_The problem_
Under this task are some entries; return every one of them exactly.

Collection entries
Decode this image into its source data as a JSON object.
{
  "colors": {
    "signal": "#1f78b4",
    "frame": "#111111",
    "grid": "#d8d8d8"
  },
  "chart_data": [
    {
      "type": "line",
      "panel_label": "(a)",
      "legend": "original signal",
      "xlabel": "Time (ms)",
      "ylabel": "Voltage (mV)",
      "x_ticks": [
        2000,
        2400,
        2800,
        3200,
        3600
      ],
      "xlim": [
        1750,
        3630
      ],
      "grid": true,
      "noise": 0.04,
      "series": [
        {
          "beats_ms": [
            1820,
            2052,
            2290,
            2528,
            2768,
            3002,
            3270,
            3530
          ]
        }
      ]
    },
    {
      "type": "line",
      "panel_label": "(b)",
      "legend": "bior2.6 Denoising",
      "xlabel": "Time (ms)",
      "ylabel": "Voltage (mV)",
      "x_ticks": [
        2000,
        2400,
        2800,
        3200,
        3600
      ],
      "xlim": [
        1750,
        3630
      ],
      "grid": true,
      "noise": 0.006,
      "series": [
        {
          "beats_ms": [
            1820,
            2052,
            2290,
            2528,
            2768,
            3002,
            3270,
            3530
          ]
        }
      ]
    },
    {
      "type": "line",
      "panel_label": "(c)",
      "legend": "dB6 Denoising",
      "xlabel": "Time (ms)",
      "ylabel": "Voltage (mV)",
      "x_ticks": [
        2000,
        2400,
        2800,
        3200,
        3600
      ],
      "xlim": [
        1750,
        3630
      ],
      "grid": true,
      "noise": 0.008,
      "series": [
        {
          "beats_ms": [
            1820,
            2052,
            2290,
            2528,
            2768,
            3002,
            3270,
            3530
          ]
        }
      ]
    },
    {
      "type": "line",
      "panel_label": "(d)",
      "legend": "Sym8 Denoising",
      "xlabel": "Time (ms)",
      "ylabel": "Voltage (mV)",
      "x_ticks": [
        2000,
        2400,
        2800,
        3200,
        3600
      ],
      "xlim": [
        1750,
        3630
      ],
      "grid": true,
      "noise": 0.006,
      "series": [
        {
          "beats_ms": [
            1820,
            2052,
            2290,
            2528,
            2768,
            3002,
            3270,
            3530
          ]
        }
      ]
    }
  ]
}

_Response below_
Decode this image into its source data as a JSON object.
{
  "colors": {
    "signal": "#1f78b4",
    "frame": "#111111",
    "grid": "#d8d8d8"
  },
  "chart_data": [
    {
      "type": "line",
      "panel_label": "(a)",
      "legend": "original signal",
      "xlabel": "Time (ms)",
      "ylabel": "Voltage (mV)",
      "x_ticks": [
        2000,
        2400,
        2800,
        3200,
        3600
      ],
      "xlim": [
        1750,
        3630
      ],
      "grid": true,
      "noise": 0.04,
      "series": [
        {
          "beats_ms": [
            1820,
            2052,
            2290,
            2528,
            2768,
            3002,
            3270,
            3530
          ]
        }
      ]
    },
    {
      "type": "line",
      "panel_label": "(b)",
      "legend": "bior2.6 Denoising",
      "xlabel": "Time (ms)",
      "ylabel": "Voltage (mV)",
      "x_ticks": [
        2000,
        2400,
        2800,
        3200,
        3600
      ],
      "xlim": [
        1750,
        3630
      ],
      "grid": true,
      "noise": 0.006,
      "series": [
        {
          "beats_ms": [
            1820,
            2052,
            2290,
            2528,
            2768,
            3002,
            3270,
            3530
          ]
        }
      ]
    },
    {
      "type": "line",
      "panel_label": "(c)",
      "legend": "dB6 Denoising",
      "xlabel": "Time (ms)",
      "ylabel": "Voltage (mV)",
      "x_ticks": [
        2000,
        2400,
        2800,
        3200,
        3600
      ],
      "xlim": [
        1750,
        3630
      ],
      "grid": true,
      "noise": 0.008,
      "series": [
        {
          "beats_ms": [
            1820,
            2052,
            2290,
            2528,
            2768,
            3002,
            3270,
            3530
          ]
        }
      ]
    },
    {
      "type": "line",
      "panel_label": "(d)",
      "legend": "Sym8 Denoising",
      "xlabel": "Time (ms)",
      "ylabel": "Voltage (mV)",
      "x_ticks": [
        2000,
        2400,
        2800,
        3200,
        3600
      ],
      "xlim": [
        1750,
        3630
      ],
      "grid": true,
      "noise": 0.006,
      "series": [
        {
          "beats_ms": [
            1820,
            2052,
            2290,
            2528,
            2768,
            3002,
            3270,
            3530
          ]
        }
      ]
    }
  ]
}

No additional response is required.